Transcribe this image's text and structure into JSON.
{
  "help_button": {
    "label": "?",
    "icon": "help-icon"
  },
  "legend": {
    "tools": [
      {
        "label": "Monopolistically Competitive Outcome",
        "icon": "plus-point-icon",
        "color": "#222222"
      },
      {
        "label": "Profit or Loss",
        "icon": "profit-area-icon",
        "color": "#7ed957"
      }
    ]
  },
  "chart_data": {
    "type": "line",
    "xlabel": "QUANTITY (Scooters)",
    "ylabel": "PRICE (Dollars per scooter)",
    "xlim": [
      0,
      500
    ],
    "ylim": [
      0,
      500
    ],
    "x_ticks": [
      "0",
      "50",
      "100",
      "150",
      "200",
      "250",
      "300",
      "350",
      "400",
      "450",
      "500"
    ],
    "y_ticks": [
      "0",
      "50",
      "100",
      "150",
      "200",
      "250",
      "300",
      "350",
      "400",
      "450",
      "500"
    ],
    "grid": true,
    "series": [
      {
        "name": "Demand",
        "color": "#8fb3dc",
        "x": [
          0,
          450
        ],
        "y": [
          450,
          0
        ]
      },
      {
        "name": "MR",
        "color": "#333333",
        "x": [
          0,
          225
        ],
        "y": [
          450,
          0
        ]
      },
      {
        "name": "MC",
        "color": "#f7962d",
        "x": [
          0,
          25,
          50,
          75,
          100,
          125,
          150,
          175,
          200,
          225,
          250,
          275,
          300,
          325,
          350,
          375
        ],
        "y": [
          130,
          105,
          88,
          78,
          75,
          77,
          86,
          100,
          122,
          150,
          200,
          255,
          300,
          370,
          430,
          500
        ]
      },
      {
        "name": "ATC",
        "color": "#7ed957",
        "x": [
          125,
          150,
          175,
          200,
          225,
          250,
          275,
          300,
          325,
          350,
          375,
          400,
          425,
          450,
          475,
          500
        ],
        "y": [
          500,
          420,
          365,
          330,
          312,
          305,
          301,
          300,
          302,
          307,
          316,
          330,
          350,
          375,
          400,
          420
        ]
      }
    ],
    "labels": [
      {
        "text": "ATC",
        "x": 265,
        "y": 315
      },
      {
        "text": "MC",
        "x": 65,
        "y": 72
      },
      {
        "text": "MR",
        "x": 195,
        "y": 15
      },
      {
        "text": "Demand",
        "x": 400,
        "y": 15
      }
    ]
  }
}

* _Request_
Please copy out each record, character for character.

* _Correct output_
Transcribe this image's text and structure into JSON.
{
  "help_button": {
    "label": "?",
    "icon": "help-icon"
  },
  "legend": {
    "tools": [
      {
        "label": "Monopolistically Competitive Outcome",
        "icon": "plus-point-icon",
        "color": "#222222"
      },
      {
        "label": "Profit or Loss",
        "icon": "profit-area-icon",
        "color": "#7ed957"
      }
    ]
  },
  "chart_data": {
    "type": "line",
    "xlabel": "QUANTITY (Scooters)",
    "ylabel": "PRICE (Dollars per scooter)",
    "xlim": [
      0,
      500
    ],
    "ylim": [
      0,
      500
    ],
    "x_ticks": [
      "0",
      "50",
      "100",
      "150",
      "200",
      "250",
      "300",
      "350",
      "400",
      "450",
      "500"
    ],
    "y_ticks": [
      "0",
      "50",
      "100",
      "150",
      "200",
      "250",
      "300",
      "350",
      "400",
      "450",
      "500"
    ],
    "grid": true,
    "series": [
      {
        "name": "Demand",
        "color": "#8fb3dc",
        "x": [
          0,
          450
        ],
        "y": [
          450,
          0
        ]
      },
      {
        "name": "MR",
        "color": "#333333",
        "x": [
          0,
          225
        ],
        "y": [
          450,
          0
        ]
      },
      {
        "name": "MC",
        "color": "#f7962d",
        "x": [
          0,
          25,
          50,
          75,
          100,
          125,
          150,
          175,
          200,
          225,
          250,
          275,
          300,
          325,
          350,
          375
        ],
        "y": [
          130,
          105,
          88,
          78,
          75,
          77,
          86,
          100,
          122,
          150,
          200,
          255,
          300,
          370,
          430,
          500
        ]
      },
      {
        "name": "ATC",
        "color": "#7ed957",
        "x": [
          125,
          150,
          175,
          200,
          225,
          250,
          275,
          300,
          325,
          350,
          375,
          400,
          425,
          450,
          475,
          500
        ],
        "y": [
          500,
          420,
          365,
          330,
          312,
          305,
          301,
          300,
          302,
          307,
          316,
          330,
          350,
          375,
          400,
          420
        ]
      }
    ],
    "labels": [
      {
        "text": "ATC",
        "x": 265,
        "y": 315
      },
      {
        "text": "MC",
        "x": 65,
        "y": 72
      },
      {
        "text": "MR",
        "x": 195,
        "y": 15
      },
      {
        "text": "Demand",
        "x": 400,
        "y": 15
      }
    ]
  }
}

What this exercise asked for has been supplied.